Source data:
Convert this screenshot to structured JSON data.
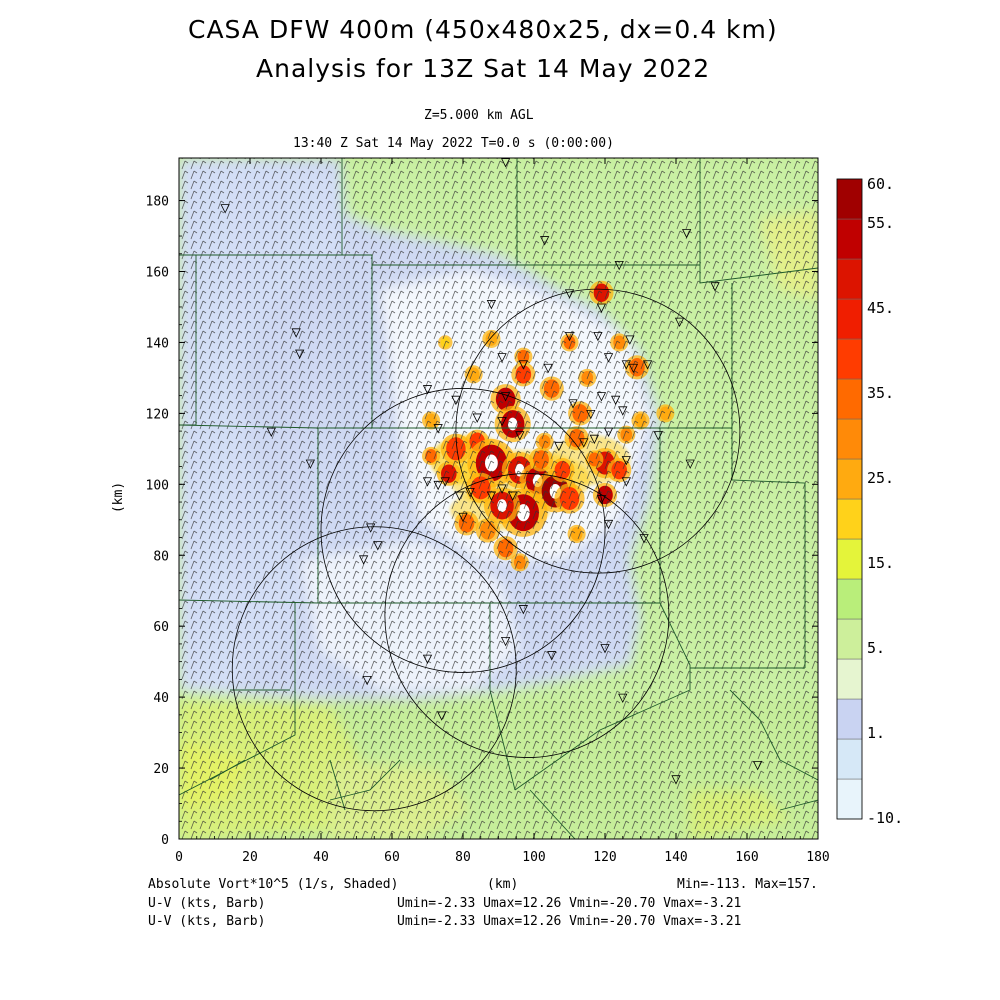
{
  "header": {
    "title_line1": "CASA DFW 400m (450x480x25, dx=0.4 km)",
    "title_line2": "Analysis for 13Z Sat 14 May 2022",
    "level": "Z=5.000 km AGL",
    "valid_time": "13:40 Z Sat 14 May 2022   T=0.0 s (0:00:00)"
  },
  "footer": {
    "field": "Absolute Vort*10^5 (1/s, Shaded)",
    "x_unit": "(km)",
    "minmax": "Min=-113. Max=157.",
    "wind1_label": "U-V (kts, Barb)",
    "wind1_stats": "Umin=-2.33 Umax=12.26 Vmin=-20.70 Vmax=-3.21",
    "wind2_label": "U-V (kts, Barb)",
    "wind2_stats": "Umin=-2.33 Umax=12.26 Vmin=-20.70 Vmax=-3.21"
  },
  "chart_data": {
    "type": "heatmap",
    "title": "CASA DFW 400m (450x480x25, dx=0.4 km)",
    "xlabel": "(km)",
    "ylabel": "(km)",
    "xlim": [
      0,
      180
    ],
    "ylim": [
      0,
      192
    ],
    "x_ticks": [
      0,
      20,
      40,
      60,
      80,
      100,
      120,
      140,
      160,
      180
    ],
    "y_ticks": [
      0,
      20,
      40,
      60,
      80,
      100,
      120,
      140,
      160,
      180
    ],
    "colorbar": {
      "labels": [
        "60.",
        "55.",
        "45.",
        "35.",
        "25.",
        "15.",
        "5.",
        "1.",
        "-10."
      ],
      "levels": [
        -10,
        1,
        5,
        15,
        25,
        35,
        45,
        55,
        60
      ],
      "colors": [
        "#e8f4fb",
        "#d6e8f7",
        "#c9d3f2",
        "#e6f5d0",
        "#cdef9b",
        "#b9ee7a",
        "#e4f43a",
        "#ffd21a",
        "#ffaa10",
        "#ff8a08",
        "#ff6a00",
        "#ff3c00",
        "#f01e00",
        "#dc1400",
        "#c00000",
        "#a00000"
      ]
    },
    "radar_rings": [
      {
        "center": [
          118,
          115
        ],
        "radius": 40
      },
      {
        "center": [
          80,
          87
        ],
        "radius": 40
      },
      {
        "center": [
          98,
          63
        ],
        "radius": 40
      },
      {
        "center": [
          55,
          48
        ],
        "radius": 40
      }
    ],
    "stations": [
      [
        13,
        178
      ],
      [
        92,
        191
      ],
      [
        103,
        169
      ],
      [
        124,
        162
      ],
      [
        143,
        171
      ],
      [
        151,
        156
      ],
      [
        88,
        151
      ],
      [
        110,
        154
      ],
      [
        119,
        150
      ],
      [
        141,
        146
      ],
      [
        33,
        143
      ],
      [
        34,
        137
      ],
      [
        110,
        142
      ],
      [
        118,
        142
      ],
      [
        127,
        141
      ],
      [
        121,
        136
      ],
      [
        126,
        134
      ],
      [
        128,
        133
      ],
      [
        132,
        134
      ],
      [
        91,
        136
      ],
      [
        104,
        133
      ],
      [
        97,
        134
      ],
      [
        70,
        127
      ],
      [
        78,
        124
      ],
      [
        92,
        125
      ],
      [
        119,
        125
      ],
      [
        111,
        123
      ],
      [
        123,
        124
      ],
      [
        116,
        120
      ],
      [
        125,
        121
      ],
      [
        84,
        119
      ],
      [
        91,
        118
      ],
      [
        26,
        115
      ],
      [
        73,
        116
      ],
      [
        117,
        113
      ],
      [
        121,
        115
      ],
      [
        135,
        114
      ],
      [
        96,
        114
      ],
      [
        114,
        112
      ],
      [
        107,
        111
      ],
      [
        126,
        107
      ],
      [
        144,
        106
      ],
      [
        37,
        106
      ],
      [
        70,
        101
      ],
      [
        126,
        101
      ],
      [
        75,
        101
      ],
      [
        82,
        98
      ],
      [
        79,
        97
      ],
      [
        91,
        99
      ],
      [
        94,
        97
      ],
      [
        88,
        97
      ],
      [
        119,
        96
      ],
      [
        73,
        100
      ],
      [
        121,
        89
      ],
      [
        54,
        88
      ],
      [
        56,
        83
      ],
      [
        52,
        79
      ],
      [
        131,
        85
      ],
      [
        80,
        91
      ],
      [
        97,
        65
      ],
      [
        92,
        56
      ],
      [
        105,
        52
      ],
      [
        120,
        54
      ],
      [
        70,
        51
      ],
      [
        53,
        45
      ],
      [
        125,
        40
      ],
      [
        74,
        35
      ],
      [
        140,
        17
      ],
      [
        163,
        21
      ]
    ]
  }
}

Aim of the task: Figure out how many lines of the data above include "Vmin", then give the number and nothing more.

Solution to this task: 2